WRITTEN TASK:
Collect all lines from the records below that include the word "vallási".

========================================

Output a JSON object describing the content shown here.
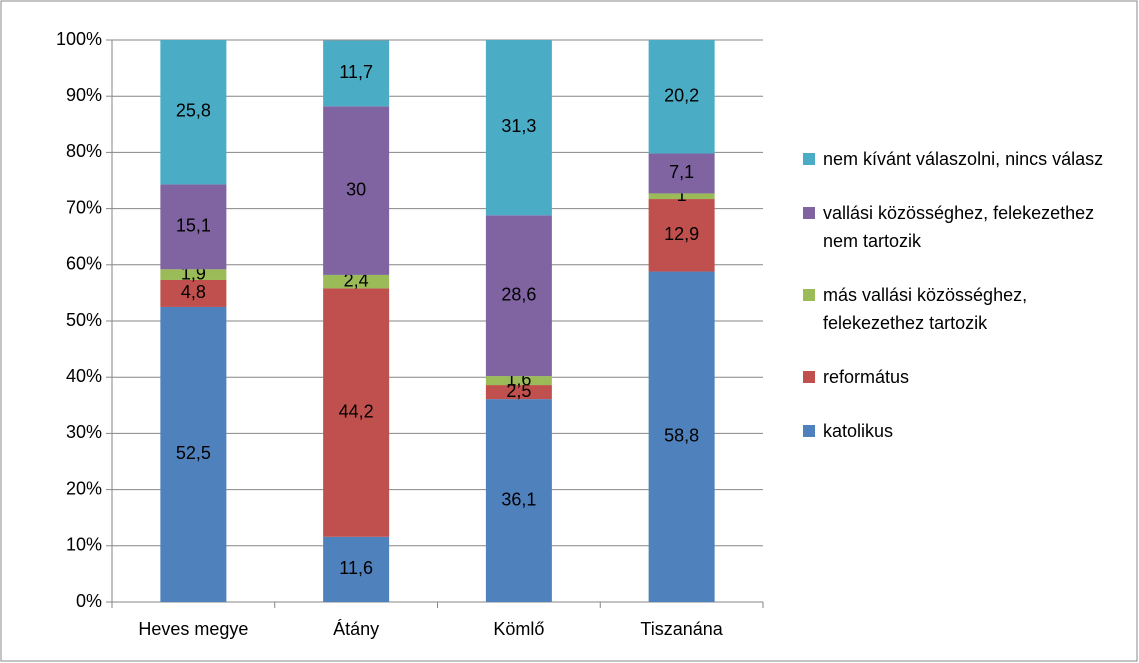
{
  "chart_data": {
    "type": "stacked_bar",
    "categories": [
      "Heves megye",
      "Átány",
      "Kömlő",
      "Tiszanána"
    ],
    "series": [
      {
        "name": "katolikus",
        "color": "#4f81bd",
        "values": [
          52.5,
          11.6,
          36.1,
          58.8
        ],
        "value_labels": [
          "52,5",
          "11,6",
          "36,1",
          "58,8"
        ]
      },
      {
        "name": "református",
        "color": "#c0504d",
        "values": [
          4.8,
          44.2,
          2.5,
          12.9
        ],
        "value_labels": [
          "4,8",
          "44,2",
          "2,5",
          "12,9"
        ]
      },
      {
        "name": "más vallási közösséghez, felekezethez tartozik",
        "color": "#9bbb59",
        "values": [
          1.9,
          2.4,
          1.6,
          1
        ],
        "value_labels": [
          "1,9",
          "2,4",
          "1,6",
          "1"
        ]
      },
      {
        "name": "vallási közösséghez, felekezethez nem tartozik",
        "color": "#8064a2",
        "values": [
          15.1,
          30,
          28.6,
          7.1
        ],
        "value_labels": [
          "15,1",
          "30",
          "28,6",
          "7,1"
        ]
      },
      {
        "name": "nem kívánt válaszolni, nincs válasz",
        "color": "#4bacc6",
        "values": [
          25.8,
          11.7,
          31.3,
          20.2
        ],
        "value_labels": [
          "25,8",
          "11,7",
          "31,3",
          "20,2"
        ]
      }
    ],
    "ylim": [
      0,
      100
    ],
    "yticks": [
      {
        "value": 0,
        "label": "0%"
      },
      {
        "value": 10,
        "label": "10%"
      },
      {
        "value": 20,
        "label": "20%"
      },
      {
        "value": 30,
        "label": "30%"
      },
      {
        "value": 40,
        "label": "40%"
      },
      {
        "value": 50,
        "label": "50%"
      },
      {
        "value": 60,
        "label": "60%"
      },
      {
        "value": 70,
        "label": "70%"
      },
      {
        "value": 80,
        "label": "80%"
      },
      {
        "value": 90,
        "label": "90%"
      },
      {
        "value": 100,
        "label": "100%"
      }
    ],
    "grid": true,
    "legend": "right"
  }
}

========================================

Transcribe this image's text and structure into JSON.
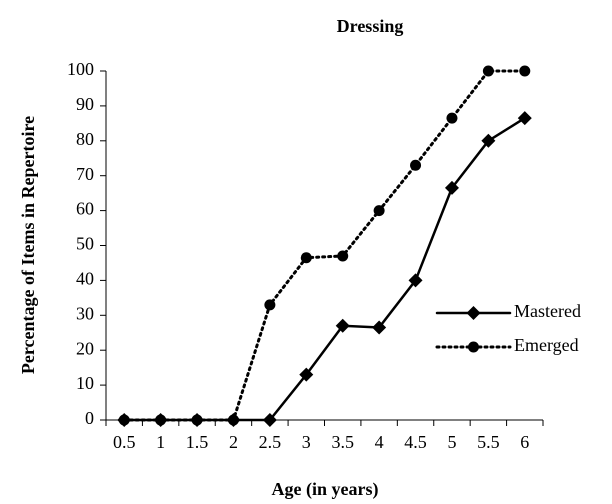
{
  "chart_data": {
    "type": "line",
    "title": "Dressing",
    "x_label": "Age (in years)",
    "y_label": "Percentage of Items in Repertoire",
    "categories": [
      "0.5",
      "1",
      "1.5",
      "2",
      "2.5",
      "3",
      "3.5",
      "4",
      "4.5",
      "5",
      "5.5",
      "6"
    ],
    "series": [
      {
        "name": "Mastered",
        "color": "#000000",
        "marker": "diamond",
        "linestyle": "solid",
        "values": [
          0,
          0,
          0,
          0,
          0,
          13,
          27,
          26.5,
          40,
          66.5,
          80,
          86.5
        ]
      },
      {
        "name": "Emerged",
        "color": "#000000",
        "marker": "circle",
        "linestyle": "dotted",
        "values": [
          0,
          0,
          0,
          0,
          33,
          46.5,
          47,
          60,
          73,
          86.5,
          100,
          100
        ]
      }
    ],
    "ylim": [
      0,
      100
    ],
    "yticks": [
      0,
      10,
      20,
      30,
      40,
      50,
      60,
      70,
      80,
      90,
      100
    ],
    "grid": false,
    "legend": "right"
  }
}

========================================

SOLUTION FOR THIS PROBLEM:
        "name": "más vallási közösséghez, felekezethez tartozik",
        "name": "vallási közösséghez, felekezethez nem tartozik",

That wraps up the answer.